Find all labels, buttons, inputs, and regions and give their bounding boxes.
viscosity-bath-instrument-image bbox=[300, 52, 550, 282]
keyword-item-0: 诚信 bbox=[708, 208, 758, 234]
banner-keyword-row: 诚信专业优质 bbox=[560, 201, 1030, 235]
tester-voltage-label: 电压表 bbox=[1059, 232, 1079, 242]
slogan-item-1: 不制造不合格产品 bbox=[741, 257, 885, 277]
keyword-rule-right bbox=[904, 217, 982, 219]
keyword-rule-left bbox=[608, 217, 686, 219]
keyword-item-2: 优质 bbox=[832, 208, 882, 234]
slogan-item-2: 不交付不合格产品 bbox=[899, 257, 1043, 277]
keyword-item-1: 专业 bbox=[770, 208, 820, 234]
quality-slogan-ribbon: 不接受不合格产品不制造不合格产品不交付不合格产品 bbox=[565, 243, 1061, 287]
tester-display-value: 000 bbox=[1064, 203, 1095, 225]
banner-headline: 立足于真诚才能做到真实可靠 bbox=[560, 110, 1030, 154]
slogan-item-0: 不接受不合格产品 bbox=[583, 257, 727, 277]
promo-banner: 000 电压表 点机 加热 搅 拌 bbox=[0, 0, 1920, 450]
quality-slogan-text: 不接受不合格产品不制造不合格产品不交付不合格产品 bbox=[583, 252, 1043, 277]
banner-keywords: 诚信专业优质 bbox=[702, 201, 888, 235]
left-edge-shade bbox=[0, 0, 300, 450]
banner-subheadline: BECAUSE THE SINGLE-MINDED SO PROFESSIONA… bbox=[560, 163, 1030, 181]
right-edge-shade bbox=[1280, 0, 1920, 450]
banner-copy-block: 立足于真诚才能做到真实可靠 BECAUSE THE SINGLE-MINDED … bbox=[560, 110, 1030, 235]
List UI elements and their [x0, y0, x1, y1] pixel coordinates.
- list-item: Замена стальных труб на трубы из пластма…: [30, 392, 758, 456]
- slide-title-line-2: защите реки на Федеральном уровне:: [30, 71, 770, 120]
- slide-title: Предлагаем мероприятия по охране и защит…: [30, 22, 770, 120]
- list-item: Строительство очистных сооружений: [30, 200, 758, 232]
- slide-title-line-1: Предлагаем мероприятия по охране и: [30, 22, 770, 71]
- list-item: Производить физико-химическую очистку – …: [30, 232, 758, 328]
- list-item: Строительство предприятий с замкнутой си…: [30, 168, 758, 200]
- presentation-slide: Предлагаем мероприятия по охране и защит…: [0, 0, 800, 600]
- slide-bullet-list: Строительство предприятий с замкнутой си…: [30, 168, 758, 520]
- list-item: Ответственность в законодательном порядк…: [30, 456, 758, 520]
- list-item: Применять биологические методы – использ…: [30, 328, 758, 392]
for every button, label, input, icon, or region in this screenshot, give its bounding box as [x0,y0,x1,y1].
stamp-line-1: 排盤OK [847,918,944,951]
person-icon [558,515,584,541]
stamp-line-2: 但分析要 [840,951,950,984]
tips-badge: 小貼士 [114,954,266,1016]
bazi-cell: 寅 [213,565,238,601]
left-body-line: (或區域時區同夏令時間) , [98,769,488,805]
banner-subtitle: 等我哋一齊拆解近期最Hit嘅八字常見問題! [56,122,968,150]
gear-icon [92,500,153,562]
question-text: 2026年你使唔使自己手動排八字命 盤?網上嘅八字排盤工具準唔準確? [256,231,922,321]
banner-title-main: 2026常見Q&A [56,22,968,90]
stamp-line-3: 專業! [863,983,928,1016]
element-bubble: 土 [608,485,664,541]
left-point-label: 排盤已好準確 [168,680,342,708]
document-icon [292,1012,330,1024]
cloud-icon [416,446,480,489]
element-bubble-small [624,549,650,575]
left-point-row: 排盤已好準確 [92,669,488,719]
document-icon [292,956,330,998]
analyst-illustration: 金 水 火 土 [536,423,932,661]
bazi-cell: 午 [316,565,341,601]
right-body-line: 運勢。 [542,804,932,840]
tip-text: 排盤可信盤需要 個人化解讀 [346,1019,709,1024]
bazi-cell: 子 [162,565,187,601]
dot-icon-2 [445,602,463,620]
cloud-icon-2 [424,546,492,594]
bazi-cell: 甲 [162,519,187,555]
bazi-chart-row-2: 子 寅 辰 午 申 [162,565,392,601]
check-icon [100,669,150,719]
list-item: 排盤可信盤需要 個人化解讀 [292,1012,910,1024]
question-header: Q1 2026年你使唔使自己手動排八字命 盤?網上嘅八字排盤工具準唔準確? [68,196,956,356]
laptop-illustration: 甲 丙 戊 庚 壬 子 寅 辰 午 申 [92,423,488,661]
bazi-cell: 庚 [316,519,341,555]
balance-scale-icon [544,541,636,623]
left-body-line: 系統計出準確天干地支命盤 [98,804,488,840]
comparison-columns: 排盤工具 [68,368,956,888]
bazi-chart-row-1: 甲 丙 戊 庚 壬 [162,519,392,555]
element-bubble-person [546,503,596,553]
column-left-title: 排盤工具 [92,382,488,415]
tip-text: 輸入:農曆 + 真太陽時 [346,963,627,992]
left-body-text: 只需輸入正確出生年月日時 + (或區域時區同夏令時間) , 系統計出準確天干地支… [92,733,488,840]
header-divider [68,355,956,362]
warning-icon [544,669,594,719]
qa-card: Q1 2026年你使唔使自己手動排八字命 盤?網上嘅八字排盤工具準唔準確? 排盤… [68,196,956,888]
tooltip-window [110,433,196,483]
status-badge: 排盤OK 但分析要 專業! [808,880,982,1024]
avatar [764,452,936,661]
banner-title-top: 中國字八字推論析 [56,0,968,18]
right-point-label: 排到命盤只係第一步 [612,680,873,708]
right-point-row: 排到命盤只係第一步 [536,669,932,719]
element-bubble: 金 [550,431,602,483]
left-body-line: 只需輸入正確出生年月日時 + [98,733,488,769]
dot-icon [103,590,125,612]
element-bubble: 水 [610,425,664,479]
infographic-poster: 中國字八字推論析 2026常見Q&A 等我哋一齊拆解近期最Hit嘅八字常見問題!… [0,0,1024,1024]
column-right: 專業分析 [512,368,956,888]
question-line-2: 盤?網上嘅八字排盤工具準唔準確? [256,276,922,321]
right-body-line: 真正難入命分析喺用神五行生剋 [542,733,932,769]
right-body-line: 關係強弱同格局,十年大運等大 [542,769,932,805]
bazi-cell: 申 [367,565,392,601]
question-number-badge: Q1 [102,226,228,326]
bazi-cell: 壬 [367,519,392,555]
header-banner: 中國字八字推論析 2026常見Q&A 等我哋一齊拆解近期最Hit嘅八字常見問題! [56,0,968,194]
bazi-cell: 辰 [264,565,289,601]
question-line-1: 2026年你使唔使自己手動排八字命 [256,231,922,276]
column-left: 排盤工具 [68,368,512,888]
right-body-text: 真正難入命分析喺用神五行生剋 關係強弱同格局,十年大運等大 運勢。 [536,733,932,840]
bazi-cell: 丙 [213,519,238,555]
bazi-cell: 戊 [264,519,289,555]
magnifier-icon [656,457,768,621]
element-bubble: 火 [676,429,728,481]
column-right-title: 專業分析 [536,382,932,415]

▬▬▬▬▬▬

**TASK STATEMENT**
Convert every line of the items above into a Markdown table with the columns Row and Entry. Number the rows in order and omit blank lines.

**ANSWER BELOW**
| Row | Entry |
|---|---|
| 1 | Find all labels, buttons, inputs, and regions and give their bounding boxes. |
| 2 | viscosity-bath-instrument-image bbox=[300, 52, 550, 282] |
| 3 | keyword-item-0: 诚信 bbox=[708, 208, 758, 234] |
| 4 | banner-keyword-row: 诚信专业优质 bbox=[560, 201, 1030, 235] |
| 5 | tester-voltage-label: 电压表 bbox=[1059, 232, 1079, 242] |
| 6 | slogan-item-1: 不制造不合格产品 bbox=[741, 257, 885, 277] |
| 7 | keyword-rule-right bbox=[904, 217, 982, 219] |
| 8 | keyword-rule-left bbox=[608, 217, 686, 219] |
| 9 | keyword-item-2: 优质 bbox=[832, 208, 882, 234] |
| 10 | slogan-item-2: 不交付不合格产品 bbox=[899, 257, 1043, 277] |
| 11 | keyword-item-1: 专业 bbox=[770, 208, 820, 234] |
| 12 | quality-slogan-ribbon: 不接受不合格产品不制造不合格产品不交付不合格产品 bbox=[565, 243, 1061, 287] |
| 13 | tester-display-value: 000 bbox=[1064, 203, 1095, 225] |
| 14 | banner-headline: 立足于真诚才能做到真实可靠 bbox=[560, 110, 1030, 154] |
| 15 | slogan-item-0: 不接受不合格产品 bbox=[583, 257, 727, 277] |
| 16 | promo-banner: 000 电压表 点机 加热 搅 拌 bbox=[0, 0, 1920, 450] |
| 17 | quality-slogan-text: 不接受不合格产品不制造不合格产品不交付不合格产品 bbox=[583, 252, 1043, 277] |
| 18 | banner-keywords: 诚信专业优质 bbox=[702, 201, 888, 235] |
| 19 | left-edge-shade bbox=[0, 0, 300, 450] |
| 20 | banner-subheadline: BECAUSE THE SINGLE-MINDED SO PROFESSIONA… bbox=[560, 163, 1030, 181] |
| 21 | right-edge-shade bbox=[1280, 0, 1920, 450] |
| 22 | banner-copy-block: 立足于真诚才能做到真实可靠 BECAUSE THE SINGLE-MINDED … bbox=[560, 110, 1030, 235] |
| 23 | List UI elements and their [x0, y0, x1, y1] pixel coordinates. |
| 24 | - list-item: Замена стальных труб на трубы из пластма…: [30, 392, 758, 456] |
| 25 | - slide-title-line-2: защите реки на Федеральном уровне:: [30, 71, 770, 120] |
| 26 | - slide-title: Предлагаем мероприятия по охране и защит…: [30, 22, 770, 120] |
| 27 | - list-item: Строительство очистных сооружений: [30, 200, 758, 232] |
| 28 | - slide-title-line-1: Предлагаем мероприятия по охране и: [30, 22, 770, 71] |
| 29 | - list-item: Производить физико-химическую очистку – …: [30, 232, 758, 328] |
| 30 | - list-item: Строительство предприятий с замкнутой си…: [30, 168, 758, 200] |
| 31 | - presentation-slide: Предлагаем мероприятия по охране и защит…: [0, 0, 800, 600] |
| 32 | - slide-bullet-list: Строительство предприятий с замкнутой си…: [30, 168, 758, 520] |
| 33 | - list-item: Ответственность в законодательном порядк…: [30, 456, 758, 520] |
| 34 | - list-item: Применять биологические методы – использ…: [30, 328, 758, 392] |
| 35 | for every button, label, input, icon, or region in this screenshot, give its bounding box as [x0,y0,x1,y1]. |
| 36 | stamp-line-1: 排盤OK [847,918,944,951] |
| 37 | person-icon [558,515,584,541] |
| 38 | stamp-line-2: 但分析要 [840,951,950,984] |
| 39 | tips-badge: 小貼士 [114,954,266,1016] |
| 40 | bazi-cell: 寅 [213,565,238,601] |
| 41 | left-body-line: (或區域時區同夏令時間) , [98,769,488,805] |
| 42 | banner-subtitle: 等我哋一齊拆解近期最Hit嘅八字常見問題! [56,122,968,150] |
| 43 | gear-icon [92,500,153,562] |
| 44 | question-text: 2026年你使唔使自己手動排八字命 盤?網上嘅八字排盤工具準唔準確? [256,231,922,321] |
| 45 | banner-title-main: 2026常見Q&A [56,22,968,90] |
| 46 | stamp-line-3: 專業! [863,983,928,1016] |
| 47 | element-bubble: 土 [608,485,664,541] |
| 48 | left-point-label: 排盤已好準確 [168,680,342,708] |
| 49 | document-icon [292,1012,330,1024] |
| 50 | cloud-icon [416,446,480,489] |
| 51 | element-bubble-small [624,549,650,575] |
| 52 | left-point-row: 排盤已好準確 [92,669,488,719] |
| 53 | document-icon [292,956,330,998] |
| 54 | analyst-illustration: 金 水 火 土 [536,423,932,661] |
| 55 | bazi-cell: 午 [316,565,341,601] |
| 56 | right-body-line: 運勢。 [542,804,932,840] |
| 57 | tip-text: 排盤可信盤需要 個人化解讀 [346,1019,709,1024] |
| 58 | bazi-cell: 子 [162,565,187,601] |
| 59 | dot-icon-2 [445,602,463,620] |
| 60 | cloud-icon-2 [424,546,492,594] |
| 61 | bazi-cell: 甲 [162,519,187,555] |
| 62 | bazi-chart-row-2: 子 寅 辰 午 申 [162,565,392,601] |
| 63 | check-icon [100,669,150,719] |
| 64 | list-item: 排盤可信盤需要 個人化解讀 [292,1012,910,1024] |
| 65 | question-header: Q1 2026年你使唔使自己手動排八字命 盤?網上嘅八字排盤工具準唔準確? [68,196,956,356] |
| 66 | laptop-illustration: 甲 丙 戊 庚 壬 子 寅 辰 午 申 [92,423,488,661] |
| 67 | bazi-cell: 庚 [316,519,341,555] |
| 68 | balance-scale-icon [544,541,636,623] |
| 69 | left-body-line: 系統計出準確天干地支命盤 [98,804,488,840] |
| 70 | comparison-columns: 排盤工具 [68,368,956,888] |
| 71 | bazi-chart-row-1: 甲 丙 戊 庚 壬 [162,519,392,555] |
| 72 | element-bubble-person [546,503,596,553] |
| 73 | column-left-title: 排盤工具 [92,382,488,415] |
| 74 | tip-text: 輸入:農曆 + 真太陽時 [346,963,627,992] |
| 75 | left-body-text: 只需輸入正確出生年月日時 + (或區域時區同夏令時間) , 系統計出準確天干地支… [92,733,488,840] |
| 76 | header-divider [68,355,956,362] |
| 77 | warning-icon [544,669,594,719] |
| 78 | qa-card: Q1 2026年你使唔使自己手動排八字命 盤?網上嘅八字排盤工具準唔準確? 排盤… [68,196,956,888] |
| 79 | tooltip-window [110,433,196,483] |
| 80 | status-badge: 排盤OK 但分析要 專業! [808,880,982,1024] |
| 81 | avatar [764,452,936,661] |
| 82 | banner-title-top: 中國字八字推論析 [56,0,968,18] |
| 83 | right-point-label: 排到命盤只係第一步 [612,680,873,708] |
| 84 | right-point-row: 排到命盤只係第一步 [536,669,932,719] |
| 85 | element-bubble: 金 [550,431,602,483] |
| 86 | left-body-line: 只需輸入正確出生年月日時 + [98,733,488,769] |
| 87 | dot-icon [103,590,125,612] |
| 88 | element-bubble: 水 [610,425,664,479] |
| 89 | infographic-poster: 中國字八字推論析 2026常見Q&A 等我哋一齊拆解近期最Hit嘅八字常見問題!… [0,0,1024,1024] |
| 90 | column-right: 專業分析 [512,368,956,888] |
| 91 | question-line-2: 盤?網上嘅八字排盤工具準唔準確? [256,276,922,321] |
| 92 | right-body-line: 真正難入命分析喺用神五行生剋 [542,733,932,769] |
| 93 | right-body-line: 關係強弱同格局,十年大運等大 [542,769,932,805] |
| 94 | bazi-cell: 申 [367,565,392,601] |
| 95 | question-number-badge: Q1 [102,226,228,326] |
| 96 | bazi-cell: 壬 [367,519,392,555] |
| 97 | header-banner: 中國字八字推論析 2026常見Q&A 等我哋一齊拆解近期最Hit嘅八字常見問題! [56,0,968,194] |
| 98 | bazi-cell: 辰 [264,565,289,601] |
| 99 | question-line-1: 2026年你使唔使自己手動排八字命 [256,231,922,276] |
| 100 | column-left: 排盤工具 [68,368,512,888] |
| 101 | right-body-text: 真正難入命分析喺用神五行生剋 關係強弱同格局,十年大運等大 運勢。 [536,733,932,840] |
| 102 | bazi-cell: 丙 [213,519,238,555] |
| 103 | bazi-cell: 戊 [264,519,289,555] |
| 104 | magnifier-icon [656,457,768,621] |
| 105 | element-bubble: 火 [676,429,728,481] |
| 106 | column-right-title: 專業分析 [536,382,932,415] |